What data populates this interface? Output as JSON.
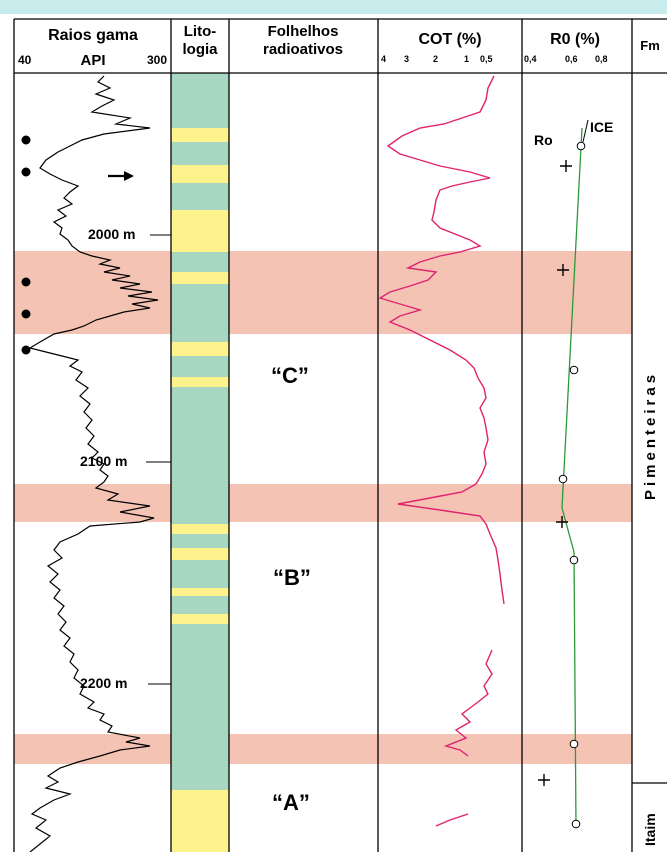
{
  "headers": {
    "gamma_title": "Raios gama",
    "gamma_min": "40",
    "gamma_unit": "API",
    "gamma_max": "300",
    "litho_line1": "Lito-",
    "litho_line2": "logia",
    "shales_line1": "Folhelhos",
    "shales_line2": "radioativos",
    "cot_title": "COT (%)",
    "cot_ticks": [
      "4",
      "3",
      "2",
      "1",
      "0,5"
    ],
    "r0_title": "R0 (%)",
    "r0_ticks": [
      "0,4",
      "0,6",
      "0,8"
    ],
    "fm_title": "Fm"
  },
  "depth_labels": [
    "2000 m",
    "2100 m",
    "2200 m"
  ],
  "shale_units": [
    "“C”",
    "“B”",
    "“A”"
  ],
  "legend_labels": {
    "ro": "Ro",
    "ice": "ICE"
  },
  "formations": {
    "upper": "Pimenteiras",
    "lower": "Itaim"
  },
  "colors": {
    "band": "#f4c3b4",
    "litho_green": "#a7d7c0",
    "litho_yellow": "#fdf28c",
    "cot_curve": "#e0226e",
    "r0_line": "#2a9a3a",
    "frame_top": "#c8ecec"
  }
}
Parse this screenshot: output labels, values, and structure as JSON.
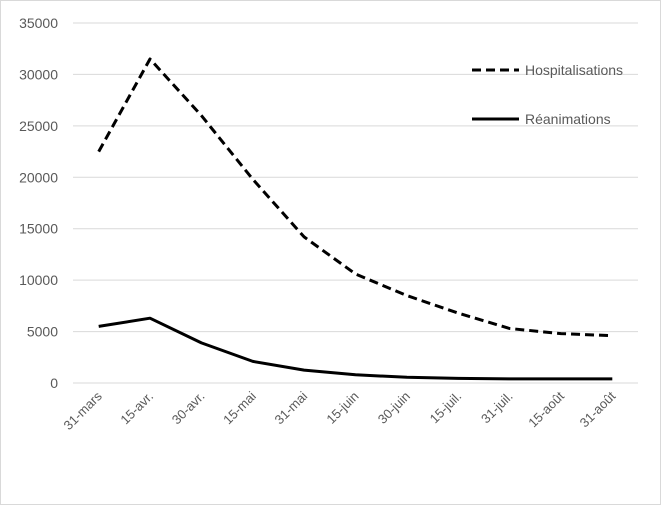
{
  "chart_data": {
    "type": "line",
    "title": "",
    "xlabel": "",
    "ylabel": "",
    "categories": [
      "31-mars",
      "15-avr.",
      "30-avr.",
      "15-mai",
      "31-mai",
      "15-juin",
      "30-juin",
      "15-juil.",
      "31-juil.",
      "15-août",
      "31-août"
    ],
    "ylim": [
      0,
      35000
    ],
    "yticks": [
      0,
      5000,
      10000,
      15000,
      20000,
      25000,
      30000,
      35000
    ],
    "grid": true,
    "legend_position": "right",
    "series": [
      {
        "name": "Hospitalisations",
        "style": "dashed",
        "color": "#000000",
        "values": [
          22500,
          31500,
          26000,
          19800,
          14200,
          10600,
          8500,
          6800,
          5300,
          4800,
          4600
        ]
      },
      {
        "name": "Réanimations",
        "style": "solid",
        "color": "#000000",
        "values": [
          5500,
          6300,
          3900,
          2100,
          1250,
          800,
          550,
          450,
          400,
          400,
          400
        ]
      }
    ]
  }
}
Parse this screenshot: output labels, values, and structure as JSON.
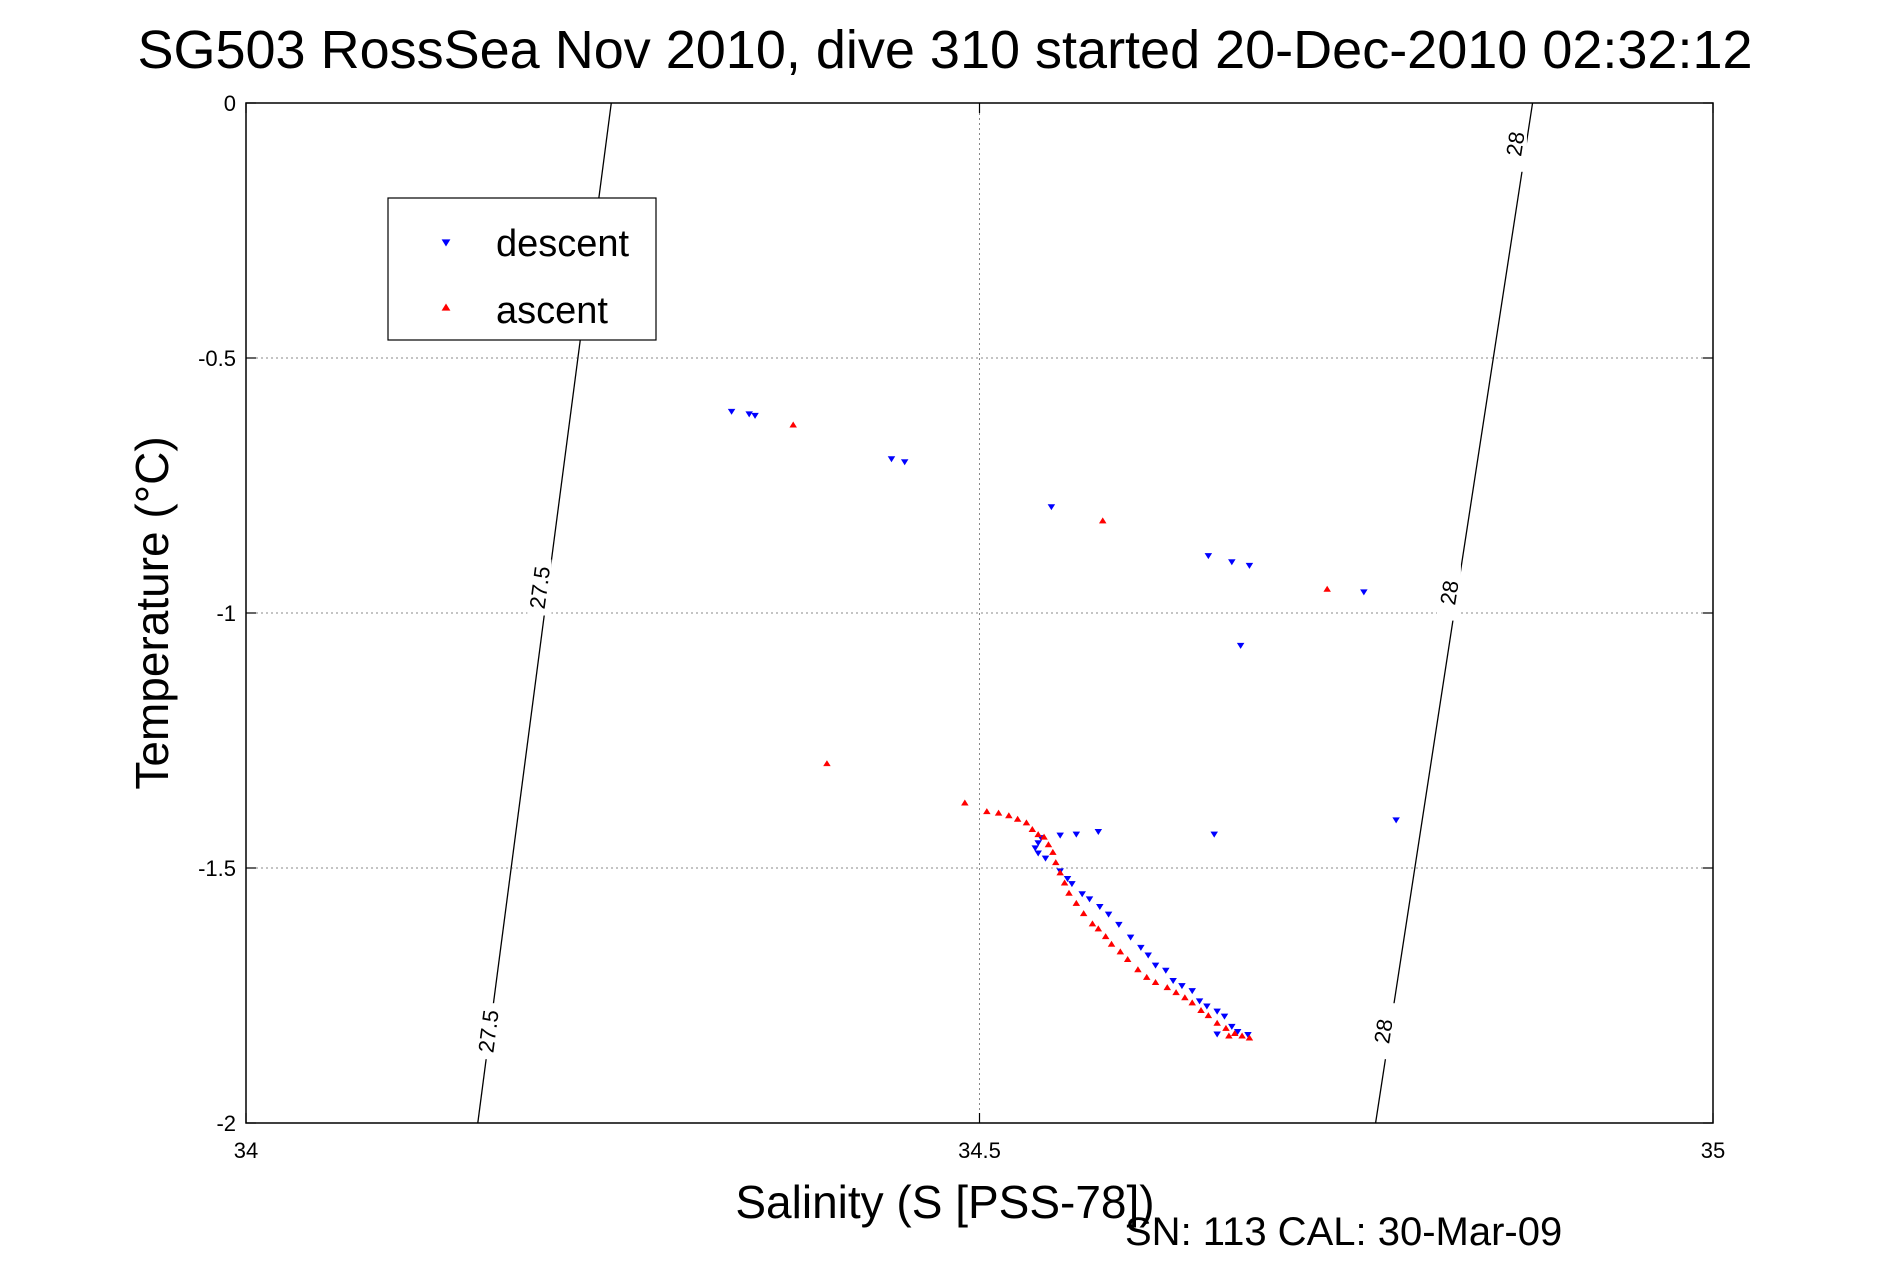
{
  "chart_data": {
    "type": "scatter",
    "title": "SG503 RossSea Nov 2010, dive 310 started 20-Dec-2010 02:32:12",
    "xlabel": "Salinity (S [PSS-78])",
    "ylabel": "Temperature (°C)",
    "xlim": [
      34,
      35
    ],
    "ylim": [
      -2,
      0
    ],
    "xticks": [
      "34",
      "34.5",
      "35"
    ],
    "yticks": [
      "0",
      "-0.5",
      "-1",
      "-1.5",
      "-2"
    ],
    "grid": true,
    "legend_position": "top-left",
    "footer": "SN: 113  CAL: 30-Mar-09",
    "density_contours": [
      {
        "label": "27.5",
        "x_at_top": 34.249,
        "x_at_bottom": 34.158,
        "label_positions": [
          [
            34.2,
            -0.95
          ],
          [
            34.165,
            -1.82
          ]
        ]
      },
      {
        "label": "28",
        "x_at_top": 34.877,
        "x_at_bottom": 34.77,
        "label_positions": [
          [
            34.865,
            -0.08
          ],
          [
            34.82,
            -0.96
          ],
          [
            34.775,
            -1.82
          ]
        ]
      }
    ],
    "series": [
      {
        "name": "descent",
        "color": "#0000ff",
        "marker": "triangle-down",
        "points": [
          [
            34.331,
            -0.604
          ],
          [
            34.343,
            -0.609
          ],
          [
            34.347,
            -0.612
          ],
          [
            34.44,
            -0.697
          ],
          [
            34.449,
            -0.703
          ],
          [
            34.549,
            -0.791
          ],
          [
            34.656,
            -0.887
          ],
          [
            34.672,
            -0.899
          ],
          [
            34.684,
            -0.906
          ],
          [
            34.762,
            -0.958
          ],
          [
            34.678,
            -1.063
          ],
          [
            34.784,
            -1.405
          ],
          [
            34.66,
            -1.433
          ],
          [
            34.581,
            -1.428
          ],
          [
            34.566,
            -1.433
          ],
          [
            34.555,
            -1.435
          ],
          [
            34.542,
            -1.44
          ],
          [
            34.54,
            -1.45
          ],
          [
            34.538,
            -1.46
          ],
          [
            34.54,
            -1.47
          ],
          [
            34.545,
            -1.48
          ],
          [
            34.555,
            -1.505
          ],
          [
            34.56,
            -1.52
          ],
          [
            34.563,
            -1.53
          ],
          [
            34.57,
            -1.55
          ],
          [
            34.575,
            -1.56
          ],
          [
            34.582,
            -1.575
          ],
          [
            34.588,
            -1.59
          ],
          [
            34.595,
            -1.61
          ],
          [
            34.603,
            -1.635
          ],
          [
            34.61,
            -1.655
          ],
          [
            34.615,
            -1.67
          ],
          [
            34.62,
            -1.69
          ],
          [
            34.627,
            -1.7
          ],
          [
            34.632,
            -1.72
          ],
          [
            34.638,
            -1.73
          ],
          [
            34.645,
            -1.74
          ],
          [
            34.65,
            -1.76
          ],
          [
            34.655,
            -1.77
          ],
          [
            34.662,
            -1.78
          ],
          [
            34.667,
            -1.79
          ],
          [
            34.672,
            -1.81
          ],
          [
            34.676,
            -1.82
          ],
          [
            34.683,
            -1.826
          ],
          [
            34.662,
            -1.825
          ]
        ]
      },
      {
        "name": "ascent",
        "color": "#ff0000",
        "marker": "triangle-up",
        "points": [
          [
            34.373,
            -0.632
          ],
          [
            34.584,
            -0.82
          ],
          [
            34.737,
            -0.954
          ],
          [
            34.396,
            -1.296
          ],
          [
            34.49,
            -1.373
          ],
          [
            34.505,
            -1.39
          ],
          [
            34.513,
            -1.393
          ],
          [
            34.52,
            -1.398
          ],
          [
            34.526,
            -1.405
          ],
          [
            34.532,
            -1.412
          ],
          [
            34.536,
            -1.425
          ],
          [
            34.54,
            -1.435
          ],
          [
            34.544,
            -1.44
          ],
          [
            34.547,
            -1.455
          ],
          [
            34.55,
            -1.47
          ],
          [
            34.552,
            -1.49
          ],
          [
            34.555,
            -1.51
          ],
          [
            34.558,
            -1.53
          ],
          [
            34.561,
            -1.55
          ],
          [
            34.566,
            -1.57
          ],
          [
            34.571,
            -1.59
          ],
          [
            34.577,
            -1.61
          ],
          [
            34.581,
            -1.62
          ],
          [
            34.586,
            -1.635
          ],
          [
            34.59,
            -1.65
          ],
          [
            34.596,
            -1.665
          ],
          [
            34.601,
            -1.68
          ],
          [
            34.608,
            -1.7
          ],
          [
            34.614,
            -1.715
          ],
          [
            34.62,
            -1.725
          ],
          [
            34.628,
            -1.735
          ],
          [
            34.634,
            -1.745
          ],
          [
            34.64,
            -1.755
          ],
          [
            34.645,
            -1.765
          ],
          [
            34.651,
            -1.78
          ],
          [
            34.656,
            -1.79
          ],
          [
            34.662,
            -1.805
          ],
          [
            34.668,
            -1.815
          ],
          [
            34.674,
            -1.825
          ],
          [
            34.679,
            -1.83
          ],
          [
            34.684,
            -1.834
          ],
          [
            34.67,
            -1.83
          ]
        ]
      }
    ]
  }
}
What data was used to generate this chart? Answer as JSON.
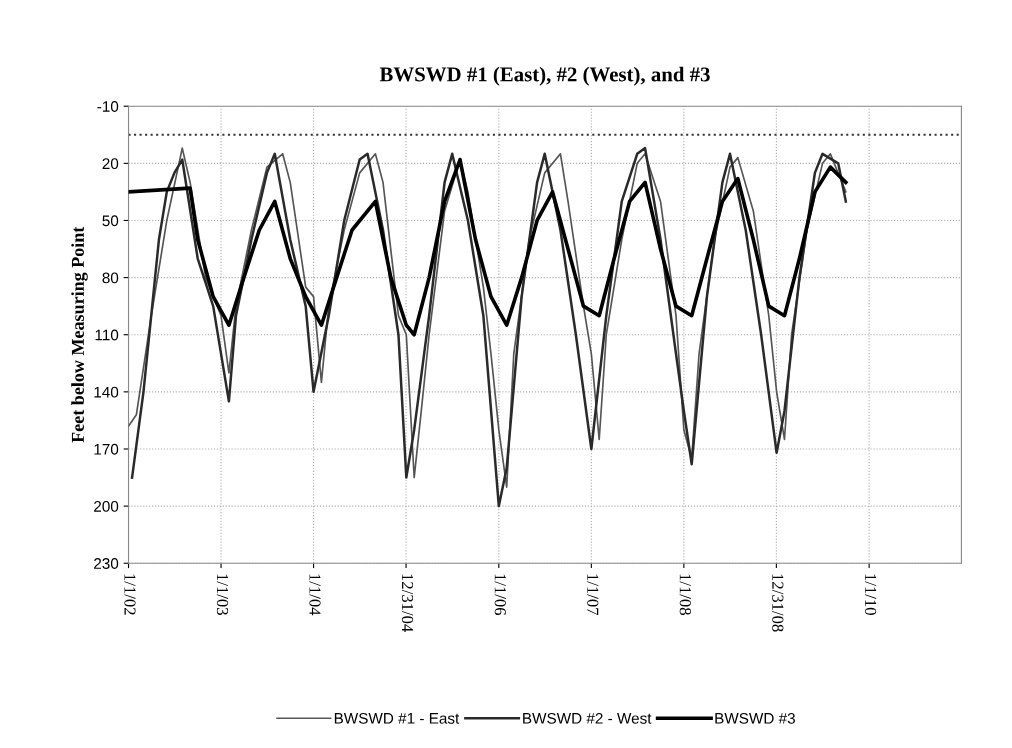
________________________________________
## What needs to be done
The records above are to be reproduced exactly; the pictures are to be left out.

## Response for this exercise
What data populates this interface? Output as JSON.
{
  "headers": {
    "gamma_title": "Raios gama",
    "gamma_min": "40",
    "gamma_unit": "API",
    "gamma_max": "300",
    "litho_line1": "Lito-",
    "litho_line2": "logia",
    "shales_line1": "Folhelhos",
    "shales_line2": "radioativos",
    "cot_title": "COT (%)",
    "cot_ticks": [
      "4",
      "3",
      "2",
      "1",
      "0,5"
    ],
    "r0_title": "R0 (%)",
    "r0_ticks": [
      "0,4",
      "0,6",
      "0,8"
    ],
    "fm_title": "Fm"
  },
  "depth_labels": [
    "2000 m",
    "2100 m",
    "2200 m"
  ],
  "shale_units": [
    "“C”",
    "“B”",
    "“A”"
  ],
  "legend_labels": {
    "ro": "Ro",
    "ice": "ICE"
  },
  "formations": {
    "upper": "Pimenteiras",
    "lower": "Itaim"
  },
  "colors": {
    "band": "#f4c3b4",
    "litho_green": "#a7d7c0",
    "litho_yellow": "#fdf28c",
    "cot_curve": "#e0226e",
    "r0_line": "#2a9a3a",
    "frame_top": "#c8ecec"
  }
}
Parse this screenshot: output labels, values, and structure as JSON.
{
  "chart_data": {
    "type": "line",
    "title": "",
    "xlabel": "",
    "ylabel": "",
    "categories": [
      "31-mars",
      "15-avr.",
      "30-avr.",
      "15-mai",
      "31-mai",
      "15-juin",
      "30-juin",
      "15-juil.",
      "31-juil.",
      "15-août",
      "31-août"
    ],
    "ylim": [
      0,
      35000
    ],
    "yticks": [
      0,
      5000,
      10000,
      15000,
      20000,
      25000,
      30000,
      35000
    ],
    "grid": true,
    "legend_position": "right",
    "series": [
      {
        "name": "Hospitalisations",
        "style": "dashed",
        "color": "#000000",
        "values": [
          22500,
          31500,
          26000,
          19800,
          14200,
          10600,
          8500,
          6800,
          5300,
          4800,
          4600
        ]
      },
      {
        "name": "Réanimations",
        "style": "solid",
        "color": "#000000",
        "values": [
          5500,
          6300,
          3900,
          2100,
          1250,
          800,
          550,
          450,
          400,
          400,
          400
        ]
      }
    ]
  }
}
Parse this screenshot: output labels, values, and structure as JSON.
{
  "chart_data": {
    "type": "scatter",
    "title": "SG503 RossSea Nov 2010, dive 310 started 20-Dec-2010 02:32:12",
    "xlabel": "Salinity (S [PSS-78])",
    "ylabel": "Temperature (°C)",
    "xlim": [
      34,
      35
    ],
    "ylim": [
      -2,
      0
    ],
    "xticks": [
      "34",
      "34.5",
      "35"
    ],
    "yticks": [
      "0",
      "-0.5",
      "-1",
      "-1.5",
      "-2"
    ],
    "grid": true,
    "legend_position": "top-left",
    "footer": "SN: 113  CAL: 30-Mar-09",
    "density_contours": [
      {
        "label": "27.5",
        "x_at_top": 34.249,
        "x_at_bottom": 34.158,
        "label_positions": [
          [
            34.2,
            -0.95
          ],
          [
            34.165,
            -1.82
          ]
        ]
      },
      {
        "label": "28",
        "x_at_top": 34.877,
        "x_at_bottom": 34.77,
        "label_positions": [
          [
            34.865,
            -0.08
          ],
          [
            34.82,
            -0.96
          ],
          [
            34.775,
            -1.82
          ]
        ]
      }
    ],
    "series": [
      {
        "name": "descent",
        "color": "#0000ff",
        "marker": "triangle-down",
        "points": [
          [
            34.331,
            -0.604
          ],
          [
            34.343,
            -0.609
          ],
          [
            34.347,
            -0.612
          ],
          [
            34.44,
            -0.697
          ],
          [
            34.449,
            -0.703
          ],
          [
            34.549,
            -0.791
          ],
          [
            34.656,
            -0.887
          ],
          [
            34.672,
            -0.899
          ],
          [
            34.684,
            -0.906
          ],
          [
            34.762,
            -0.958
          ],
          [
            34.678,
            -1.063
          ],
          [
            34.784,
            -1.405
          ],
          [
            34.66,
            -1.433
          ],
          [
            34.581,
            -1.428
          ],
          [
            34.566,
            -1.433
          ],
          [
            34.555,
            -1.435
          ],
          [
            34.542,
            -1.44
          ],
          [
            34.54,
            -1.45
          ],
          [
            34.538,
            -1.46
          ],
          [
            34.54,
            -1.47
          ],
          [
            34.545,
            -1.48
          ],
          [
            34.555,
            -1.505
          ],
          [
            34.56,
            -1.52
          ],
          [
            34.563,
            -1.53
          ],
          [
            34.57,
            -1.55
          ],
          [
            34.575,
            -1.56
          ],
          [
            34.582,
            -1.575
          ],
          [
            34.588,
            -1.59
          ],
          [
            34.595,
            -1.61
          ],
          [
            34.603,
            -1.635
          ],
          [
            34.61,
            -1.655
          ],
          [
            34.615,
            -1.67
          ],
          [
            34.62,
            -1.69
          ],
          [
            34.627,
            -1.7
          ],
          [
            34.632,
            -1.72
          ],
          [
            34.638,
            -1.73
          ],
          [
            34.645,
            -1.74
          ],
          [
            34.65,
            -1.76
          ],
          [
            34.655,
            -1.77
          ],
          [
            34.662,
            -1.78
          ],
          [
            34.667,
            -1.79
          ],
          [
            34.672,
            -1.81
          ],
          [
            34.676,
            -1.82
          ],
          [
            34.683,
            -1.826
          ],
          [
            34.662,
            -1.825
          ]
        ]
      },
      {
        "name": "ascent",
        "color": "#ff0000",
        "marker": "triangle-up",
        "points": [
          [
            34.373,
            -0.632
          ],
          [
            34.584,
            -0.82
          ],
          [
            34.737,
            -0.954
          ],
          [
            34.396,
            -1.296
          ],
          [
            34.49,
            -1.373
          ],
          [
            34.505,
            -1.39
          ],
          [
            34.513,
            -1.393
          ],
          [
            34.52,
            -1.398
          ],
          [
            34.526,
            -1.405
          ],
          [
            34.532,
            -1.412
          ],
          [
            34.536,
            -1.425
          ],
          [
            34.54,
            -1.435
          ],
          [
            34.544,
            -1.44
          ],
          [
            34.547,
            -1.455
          ],
          [
            34.55,
            -1.47
          ],
          [
            34.552,
            -1.49
          ],
          [
            34.555,
            -1.51
          ],
          [
            34.558,
            -1.53
          ],
          [
            34.561,
            -1.55
          ],
          [
            34.566,
            -1.57
          ],
          [
            34.571,
            -1.59
          ],
          [
            34.577,
            -1.61
          ],
          [
            34.581,
            -1.62
          ],
          [
            34.586,
            -1.635
          ],
          [
            34.59,
            -1.65
          ],
          [
            34.596,
            -1.665
          ],
          [
            34.601,
            -1.68
          ],
          [
            34.608,
            -1.7
          ],
          [
            34.614,
            -1.715
          ],
          [
            34.62,
            -1.725
          ],
          [
            34.628,
            -1.735
          ],
          [
            34.634,
            -1.745
          ],
          [
            34.64,
            -1.755
          ],
          [
            34.645,
            -1.765
          ],
          [
            34.651,
            -1.78
          ],
          [
            34.656,
            -1.79
          ],
          [
            34.662,
            -1.805
          ],
          [
            34.668,
            -1.815
          ],
          [
            34.674,
            -1.825
          ],
          [
            34.679,
            -1.83
          ],
          [
            34.684,
            -1.834
          ],
          [
            34.67,
            -1.83
          ]
        ]
      }
    ]
  }
}
What data was used to generate this chart? Answer as JSON.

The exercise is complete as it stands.